Write out each entry, exactly the way it appears.
● ● ●
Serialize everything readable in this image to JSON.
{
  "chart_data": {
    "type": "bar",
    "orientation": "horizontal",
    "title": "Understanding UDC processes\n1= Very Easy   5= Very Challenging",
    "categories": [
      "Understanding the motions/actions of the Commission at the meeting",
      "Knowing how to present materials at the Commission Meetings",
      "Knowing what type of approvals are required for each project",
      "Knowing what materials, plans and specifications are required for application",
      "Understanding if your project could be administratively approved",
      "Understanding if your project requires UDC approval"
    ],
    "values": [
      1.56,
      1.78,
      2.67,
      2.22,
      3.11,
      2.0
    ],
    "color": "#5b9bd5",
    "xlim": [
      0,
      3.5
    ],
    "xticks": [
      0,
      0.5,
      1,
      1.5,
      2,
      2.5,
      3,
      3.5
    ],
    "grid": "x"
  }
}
● ● ●
Exercise answer:
Serialize everything readable in this image to JSON.
{
  "chart_data": {
    "type": "bar",
    "orientation": "horizontal",
    "title": "Understanding UDC processes\n1= Very Easy   5= Very Challenging",
    "categories": [
      "Understanding the motions/actions of the Commission at the meeting",
      "Knowing how to present materials at the Commission Meetings",
      "Knowing what type of approvals are required for each project",
      "Knowing what materials, plans and specifications are required for application",
      "Understanding if your project could be administratively approved",
      "Understanding if your project requires UDC approval"
    ],
    "values": [
      1.56,
      1.78,
      2.67,
      2.22,
      3.11,
      2.0
    ],
    "color": "#5b9bd5",
    "xlim": [
      0,
      3.5
    ],
    "xticks": [
      0,
      0.5,
      1,
      1.5,
      2,
      2.5,
      3,
      3.5
    ],
    "grid": "x"
  }
}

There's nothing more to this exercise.